MATERIALS PROVIDED
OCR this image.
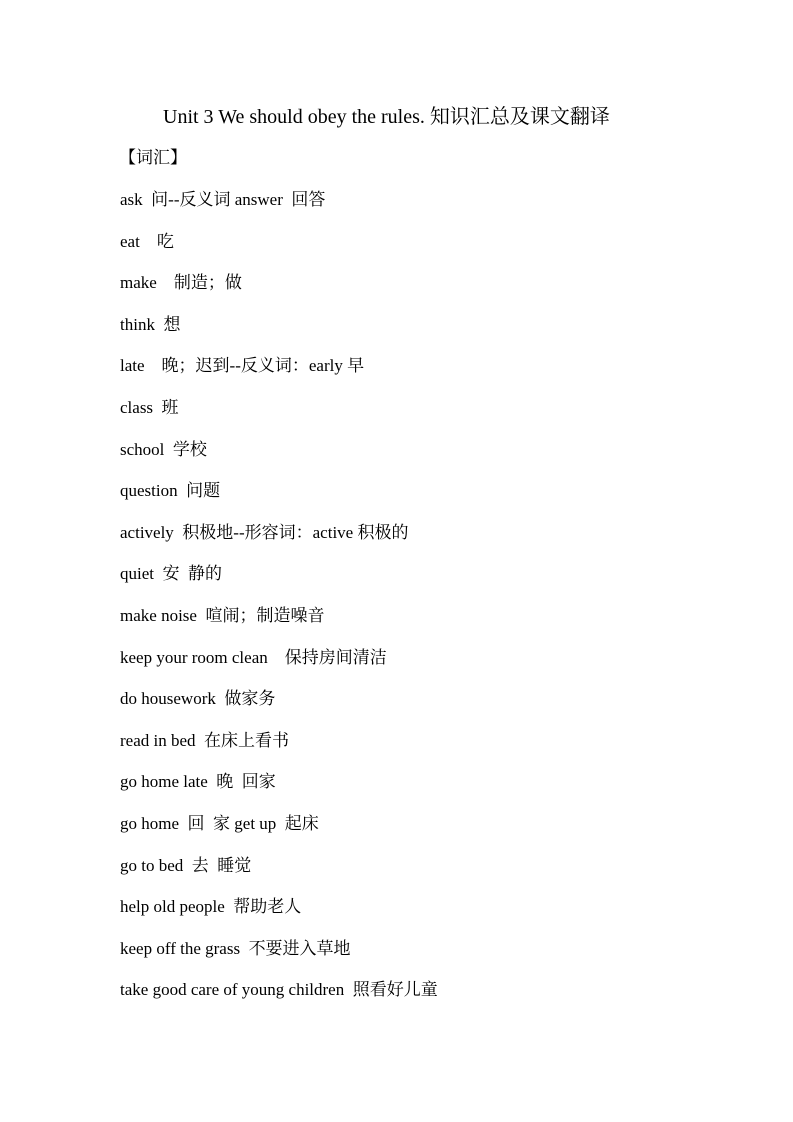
Unit 3 We should obey the rules. 知识汇总及课文翻译
【词汇】
ask  问--反义词 answer  回答
eat    吃
make    制造；做
think  想
late    晚；迟到--反义词：early 早
class  班
school  学校
question  问题
actively  积极地--形容词：active 积极的
quiet  安  静的
make noise  喧闹；制造噪音
keep your room clean    保持房间清洁
do housework  做家务
read in bed  在床上看书
go home late  晚  回家
go home  回  家 get up  起床
go to bed  去  睡觉
help old people  帮助老人
keep off the grass  不要进入草地
take good care of young children  照看好儿童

EXERCISE INSTRUCTIONS
Without including any pictures, reproduce the listing exactly.

COMPLETE ANSWER
OCR this image.
Unit 3 We should obey the rules. 知识汇总及课文翻译
【词汇】
ask  问--反义词 answer  回答
eat    吃
make    制造；做
think  想
late    晚；迟到--反义词：early 早
class  班
school  学校
question  问题
actively  积极地--形容词：active 积极的
quiet  安  静的
make noise  喧闹；制造噪音
keep your room clean    保持房间清洁
do housework  做家务
read in bed  在床上看书
go home late  晚  回家
go home  回  家 get up  起床
go to bed  去  睡觉
help old people  帮助老人
keep off the grass  不要进入草地
take good care of young children  照看好儿童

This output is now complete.